→ THE TASK
Reproduce the entries below in full, word for word.

→ INFORMATION SUPPLIED
::::::
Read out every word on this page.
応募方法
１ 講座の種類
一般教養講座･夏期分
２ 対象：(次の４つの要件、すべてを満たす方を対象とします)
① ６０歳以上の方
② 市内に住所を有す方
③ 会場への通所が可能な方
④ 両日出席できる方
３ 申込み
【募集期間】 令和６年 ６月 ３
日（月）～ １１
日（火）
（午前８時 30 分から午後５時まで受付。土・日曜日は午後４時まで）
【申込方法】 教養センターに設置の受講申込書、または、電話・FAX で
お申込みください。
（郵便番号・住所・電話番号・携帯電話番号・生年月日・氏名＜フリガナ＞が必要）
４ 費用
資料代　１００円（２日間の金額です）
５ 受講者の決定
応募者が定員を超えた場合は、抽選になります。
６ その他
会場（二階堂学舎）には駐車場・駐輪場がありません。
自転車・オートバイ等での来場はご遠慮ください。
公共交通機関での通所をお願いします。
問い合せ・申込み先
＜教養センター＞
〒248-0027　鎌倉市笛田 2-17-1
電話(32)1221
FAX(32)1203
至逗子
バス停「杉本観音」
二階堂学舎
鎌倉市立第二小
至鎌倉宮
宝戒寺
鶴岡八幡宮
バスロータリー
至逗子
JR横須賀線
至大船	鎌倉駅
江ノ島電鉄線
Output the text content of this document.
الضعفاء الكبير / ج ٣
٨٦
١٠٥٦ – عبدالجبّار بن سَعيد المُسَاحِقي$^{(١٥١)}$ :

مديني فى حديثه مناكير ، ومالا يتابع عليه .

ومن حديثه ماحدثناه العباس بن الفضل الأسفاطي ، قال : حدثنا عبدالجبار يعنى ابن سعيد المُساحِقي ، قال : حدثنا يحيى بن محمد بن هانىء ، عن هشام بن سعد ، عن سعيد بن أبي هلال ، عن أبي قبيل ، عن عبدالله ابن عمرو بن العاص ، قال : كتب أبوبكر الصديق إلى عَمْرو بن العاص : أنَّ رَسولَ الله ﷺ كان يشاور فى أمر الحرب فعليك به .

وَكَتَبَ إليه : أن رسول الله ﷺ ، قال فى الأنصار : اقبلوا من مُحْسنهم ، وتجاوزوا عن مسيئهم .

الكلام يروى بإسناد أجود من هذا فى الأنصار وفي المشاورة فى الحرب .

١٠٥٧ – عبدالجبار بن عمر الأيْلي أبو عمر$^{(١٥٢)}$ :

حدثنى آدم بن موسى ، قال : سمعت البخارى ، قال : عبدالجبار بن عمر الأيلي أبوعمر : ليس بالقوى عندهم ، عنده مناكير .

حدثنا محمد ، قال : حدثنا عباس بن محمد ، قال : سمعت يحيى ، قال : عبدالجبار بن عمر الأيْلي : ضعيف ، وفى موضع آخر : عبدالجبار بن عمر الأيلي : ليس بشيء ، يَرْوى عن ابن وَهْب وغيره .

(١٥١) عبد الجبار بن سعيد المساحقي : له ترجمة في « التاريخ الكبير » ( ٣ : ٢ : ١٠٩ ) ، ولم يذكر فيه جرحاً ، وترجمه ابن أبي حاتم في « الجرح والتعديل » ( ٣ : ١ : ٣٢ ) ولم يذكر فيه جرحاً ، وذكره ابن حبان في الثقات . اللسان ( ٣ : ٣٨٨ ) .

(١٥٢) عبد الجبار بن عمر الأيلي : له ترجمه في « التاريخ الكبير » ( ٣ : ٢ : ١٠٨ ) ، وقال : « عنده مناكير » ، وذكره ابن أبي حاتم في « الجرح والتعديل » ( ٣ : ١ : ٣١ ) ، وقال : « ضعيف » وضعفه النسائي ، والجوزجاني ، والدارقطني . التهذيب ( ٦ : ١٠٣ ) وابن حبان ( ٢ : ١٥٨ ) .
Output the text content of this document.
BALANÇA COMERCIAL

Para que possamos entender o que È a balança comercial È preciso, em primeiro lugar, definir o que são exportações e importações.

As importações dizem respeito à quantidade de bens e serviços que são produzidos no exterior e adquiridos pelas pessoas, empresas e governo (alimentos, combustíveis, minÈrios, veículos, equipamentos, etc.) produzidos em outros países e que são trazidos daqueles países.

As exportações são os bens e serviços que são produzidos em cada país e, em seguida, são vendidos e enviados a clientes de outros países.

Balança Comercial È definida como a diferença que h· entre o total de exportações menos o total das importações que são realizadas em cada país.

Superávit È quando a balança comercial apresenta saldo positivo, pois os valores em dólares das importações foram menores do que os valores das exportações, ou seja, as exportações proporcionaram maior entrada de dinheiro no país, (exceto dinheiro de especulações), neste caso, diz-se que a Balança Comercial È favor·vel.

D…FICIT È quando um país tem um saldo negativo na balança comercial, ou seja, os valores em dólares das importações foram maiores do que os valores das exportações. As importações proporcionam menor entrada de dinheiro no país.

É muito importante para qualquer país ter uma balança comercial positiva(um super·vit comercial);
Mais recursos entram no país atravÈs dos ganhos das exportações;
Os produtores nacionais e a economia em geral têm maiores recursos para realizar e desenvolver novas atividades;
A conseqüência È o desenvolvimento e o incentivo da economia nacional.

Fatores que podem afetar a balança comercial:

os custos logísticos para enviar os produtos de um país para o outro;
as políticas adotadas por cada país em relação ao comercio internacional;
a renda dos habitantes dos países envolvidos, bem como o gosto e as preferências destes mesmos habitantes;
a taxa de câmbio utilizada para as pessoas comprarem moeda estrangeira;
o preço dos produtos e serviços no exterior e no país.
::::::
→ REPLY
Read out every word on this page.
応募方法
１ 講座の種類
一般教養講座･夏期分
２ 対象：(次の４つの要件、すべてを満たす方を対象とします)
① ６０歳以上の方
② 市内に住所を有す方
③ 会場への通所が可能な方
④ 両日出席できる方
３ 申込み
【募集期間】 令和６年 ６月 ３
日（月）～ １１
日（火）
（午前８時 30 分から午後５時まで受付。土・日曜日は午後４時まで）
【申込方法】 教養センターに設置の受講申込書、または、電話・FAX で
お申込みください。
（郵便番号・住所・電話番号・携帯電話番号・生年月日・氏名＜フリガナ＞が必要）
４ 費用
資料代　１００円（２日間の金額です）
５ 受講者の決定
応募者が定員を超えた場合は、抽選になります。
６ その他
会場（二階堂学舎）には駐車場・駐輪場がありません。
自転車・オートバイ等での来場はご遠慮ください。
公共交通機関での通所をお願いします。
問い合せ・申込み先
＜教養センター＞
〒248-0027　鎌倉市笛田 2-17-1
電話(32)1221
FAX(32)1203
至逗子
バス停「杉本観音」
二階堂学舎
鎌倉市立第二小
至鎌倉宮
宝戒寺
鶴岡八幡宮
バスロータリー
至逗子
JR横須賀線
至大船	鎌倉駅
江ノ島電鉄線
Output the text content of this document.
الضعفاء الكبير / ج ٣
٨٦
١٠٥٦ – عبدالجبّار بن سَعيد المُسَاحِقي$^{(١٥١)}$ :

مديني فى حديثه مناكير ، ومالا يتابع عليه .

ومن حديثه ماحدثناه العباس بن الفضل الأسفاطي ، قال : حدثنا عبدالجبار يعنى ابن سعيد المُساحِقي ، قال : حدثنا يحيى بن محمد بن هانىء ، عن هشام بن سعد ، عن سعيد بن أبي هلال ، عن أبي قبيل ، عن عبدالله ابن عمرو بن العاص ، قال : كتب أبوبكر الصديق إلى عَمْرو بن العاص : أنَّ رَسولَ الله ﷺ كان يشاور فى أمر الحرب فعليك به .

وَكَتَبَ إليه : أن رسول الله ﷺ ، قال فى الأنصار : اقبلوا من مُحْسنهم ، وتجاوزوا عن مسيئهم .

الكلام يروى بإسناد أجود من هذا فى الأنصار وفي المشاورة فى الحرب .

١٠٥٧ – عبدالجبار بن عمر الأيْلي أبو عمر$^{(١٥٢)}$ :

حدثنى آدم بن موسى ، قال : سمعت البخارى ، قال : عبدالجبار بن عمر الأيلي أبوعمر : ليس بالقوى عندهم ، عنده مناكير .

حدثنا محمد ، قال : حدثنا عباس بن محمد ، قال : سمعت يحيى ، قال : عبدالجبار بن عمر الأيْلي : ضعيف ، وفى موضع آخر : عبدالجبار بن عمر الأيلي : ليس بشيء ، يَرْوى عن ابن وَهْب وغيره .

(١٥١) عبد الجبار بن سعيد المساحقي : له ترجمة في « التاريخ الكبير » ( ٣ : ٢ : ١٠٩ ) ، ولم يذكر فيه جرحاً ، وترجمه ابن أبي حاتم في « الجرح والتعديل » ( ٣ : ١ : ٣٢ ) ولم يذكر فيه جرحاً ، وذكره ابن حبان في الثقات . اللسان ( ٣ : ٣٨٨ ) .

(١٥٢) عبد الجبار بن عمر الأيلي : له ترجمه في « التاريخ الكبير » ( ٣ : ٢ : ١٠٨ ) ، وقال : « عنده مناكير » ، وذكره ابن أبي حاتم في « الجرح والتعديل » ( ٣ : ١ : ٣١ ) ، وقال : « ضعيف » وضعفه النسائي ، والجوزجاني ، والدارقطني . التهذيب ( ٦ : ١٠٣ ) وابن حبان ( ٢ : ١٥٨ ) .
Output the text content of this document.
BALANÇA COMERCIAL

Para que possamos entender o que È a balança comercial È preciso, em primeiro lugar, definir o que são exportações e importações.

As importações dizem respeito à quantidade de bens e serviços que são produzidos no exterior e adquiridos pelas pessoas, empresas e governo (alimentos, combustíveis, minÈrios, veículos, equipamentos, etc.) produzidos em outros países e que são trazidos daqueles países.

As exportações são os bens e serviços que são produzidos em cada país e, em seguida, são vendidos e enviados a clientes de outros países.

Balança Comercial È definida como a diferença que h· entre o total de exportações menos o total das importações que são realizadas em cada país.

Superávit È quando a balança comercial apresenta saldo positivo, pois os valores em dólares das importações foram menores do que os valores das exportações, ou seja, as exportações proporcionaram maior entrada de dinheiro no país, (exceto dinheiro de especulações), neste caso, diz-se que a Balança Comercial È favor·vel.

D…FICIT È quando um país tem um saldo negativo na balança comercial, ou seja, os valores em dólares das importações foram maiores do que os valores das exportações. As importações proporcionam menor entrada de dinheiro no país.

É muito importante para qualquer país ter uma balança comercial positiva(um super·vit comercial);
Mais recursos entram no país atravÈs dos ganhos das exportações;
Os produtores nacionais e a economia em geral têm maiores recursos para realizar e desenvolver novas atividades;
A conseqüência È o desenvolvimento e o incentivo da economia nacional.

Fatores que podem afetar a balança comercial:

os custos logísticos para enviar os produtos de um país para o outro;
as políticas adotadas por cada país em relação ao comercio internacional;
a renda dos habitantes dos países envolvidos, bem como o gosto e as preferências destes mesmos habitantes;
a taxa de câmbio utilizada para as pessoas comprarem moeda estrangeira;
o preço dos produtos e serviços no exterior e no país.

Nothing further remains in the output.